BEGIN
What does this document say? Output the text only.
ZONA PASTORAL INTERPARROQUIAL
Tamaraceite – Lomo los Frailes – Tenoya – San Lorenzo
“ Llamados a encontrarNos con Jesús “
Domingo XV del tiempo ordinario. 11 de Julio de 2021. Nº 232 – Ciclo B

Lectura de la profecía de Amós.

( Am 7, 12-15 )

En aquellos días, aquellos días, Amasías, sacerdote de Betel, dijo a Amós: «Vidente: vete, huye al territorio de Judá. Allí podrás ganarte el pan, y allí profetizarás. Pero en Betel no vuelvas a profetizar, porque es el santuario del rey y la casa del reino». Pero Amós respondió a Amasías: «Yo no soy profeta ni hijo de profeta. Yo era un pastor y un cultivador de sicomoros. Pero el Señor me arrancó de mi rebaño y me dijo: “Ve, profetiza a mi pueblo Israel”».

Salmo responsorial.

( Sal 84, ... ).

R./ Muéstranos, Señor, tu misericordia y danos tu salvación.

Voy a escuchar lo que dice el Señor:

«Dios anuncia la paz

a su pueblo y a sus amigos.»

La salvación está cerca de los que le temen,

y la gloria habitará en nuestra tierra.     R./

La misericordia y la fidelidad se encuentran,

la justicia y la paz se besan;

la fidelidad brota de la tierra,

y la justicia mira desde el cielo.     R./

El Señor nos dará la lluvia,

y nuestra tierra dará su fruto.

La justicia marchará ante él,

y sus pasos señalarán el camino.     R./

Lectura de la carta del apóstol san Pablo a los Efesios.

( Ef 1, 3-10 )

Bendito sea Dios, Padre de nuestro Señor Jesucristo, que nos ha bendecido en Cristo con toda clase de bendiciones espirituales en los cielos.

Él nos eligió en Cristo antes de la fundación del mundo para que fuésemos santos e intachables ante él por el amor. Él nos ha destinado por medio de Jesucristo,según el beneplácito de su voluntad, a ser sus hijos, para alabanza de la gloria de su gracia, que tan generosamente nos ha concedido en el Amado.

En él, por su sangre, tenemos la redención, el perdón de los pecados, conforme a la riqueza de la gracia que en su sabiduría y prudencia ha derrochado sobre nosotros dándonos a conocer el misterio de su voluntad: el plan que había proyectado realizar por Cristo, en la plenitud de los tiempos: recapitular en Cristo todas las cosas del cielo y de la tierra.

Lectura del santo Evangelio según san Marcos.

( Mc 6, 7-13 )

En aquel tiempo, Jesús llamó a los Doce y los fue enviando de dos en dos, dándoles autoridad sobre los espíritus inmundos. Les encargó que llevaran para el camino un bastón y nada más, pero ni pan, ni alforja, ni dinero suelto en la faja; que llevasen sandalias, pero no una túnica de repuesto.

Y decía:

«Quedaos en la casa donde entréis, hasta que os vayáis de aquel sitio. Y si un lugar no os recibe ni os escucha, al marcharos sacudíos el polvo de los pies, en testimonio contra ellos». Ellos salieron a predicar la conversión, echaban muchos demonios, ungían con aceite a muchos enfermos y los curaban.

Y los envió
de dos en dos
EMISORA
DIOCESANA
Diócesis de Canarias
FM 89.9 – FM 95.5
END
Set all of the records down again, exactly as they stand.

What does this document say? Output the text only.
ZONA PASTORAL INTERPARROQUIAL
Tamaraceite – Lomo los Frailes – Tenoya – San Lorenzo
“ Llamados a encontrarNos con Jesús “
Domingo XV del tiempo ordinario. 11 de Julio de 2021. Nº 232 – Ciclo B

Lectura de la profecía de Amós.

( Am 7, 12-15 )

En aquellos días, aquellos días, Amasías, sacerdote de Betel, dijo a Amós: «Vidente: vete, huye al territorio de Judá. Allí podrás ganarte el pan, y allí profetizarás. Pero en Betel no vuelvas a profetizar, porque es el santuario del rey y la casa del reino». Pero Amós respondió a Amasías: «Yo no soy profeta ni hijo de profeta. Yo era un pastor y un cultivador de sicomoros. Pero el Señor me arrancó de mi rebaño y me dijo: “Ve, profetiza a mi pueblo Israel”».

Salmo responsorial.

( Sal 84, ... ).

R./ Muéstranos, Señor, tu misericordia y danos tu salvación.

Voy a escuchar lo que dice el Señor:

«Dios anuncia la paz

a su pueblo y a sus amigos.»

La salvación está cerca de los que le temen,

y la gloria habitará en nuestra tierra.     R./

La misericordia y la fidelidad se encuentran,

la justicia y la paz se besan;

la fidelidad brota de la tierra,

y la justicia mira desde el cielo.     R./

El Señor nos dará la lluvia,

y nuestra tierra dará su fruto.

La justicia marchará ante él,

y sus pasos señalarán el camino.     R./

Lectura de la carta del apóstol san Pablo a los Efesios.

( Ef 1, 3-10 )

Bendito sea Dios, Padre de nuestro Señor Jesucristo, que nos ha bendecido en Cristo con toda clase de bendiciones espirituales en los cielos.

Él nos eligió en Cristo antes de la fundación del mundo para que fuésemos santos e intachables ante él por el amor. Él nos ha destinado por medio de Jesucristo,según el beneplácito de su voluntad, a ser sus hijos, para alabanza de la gloria de su gracia, que tan generosamente nos ha concedido en el Amado.

En él, por su sangre, tenemos la redención, el perdón de los pecados, conforme a la riqueza de la gracia que en su sabiduría y prudencia ha derrochado sobre nosotros dándonos a conocer el misterio de su voluntad: el plan que había proyectado realizar por Cristo, en la plenitud de los tiempos: recapitular en Cristo todas las cosas del cielo y de la tierra.

Lectura del santo Evangelio según san Marcos.

( Mc 6, 7-13 )

En aquel tiempo, Jesús llamó a los Doce y los fue enviando de dos en dos, dándoles autoridad sobre los espíritus inmundos. Les encargó que llevaran para el camino un bastón y nada más, pero ni pan, ni alforja, ni dinero suelto en la faja; que llevasen sandalias, pero no una túnica de repuesto.

Y decía:

«Quedaos en la casa donde entréis, hasta que os vayáis de aquel sitio. Y si un lugar no os recibe ni os escucha, al marcharos sacudíos el polvo de los pies, en testimonio contra ellos». Ellos salieron a predicar la conversión, echaban muchos demonios, ungían con aceite a muchos enfermos y los curaban.

Y los envió
de dos en dos
EMISORA
DIOCESANA
Diócesis de Canarias
FM 89.9 – FM 95.5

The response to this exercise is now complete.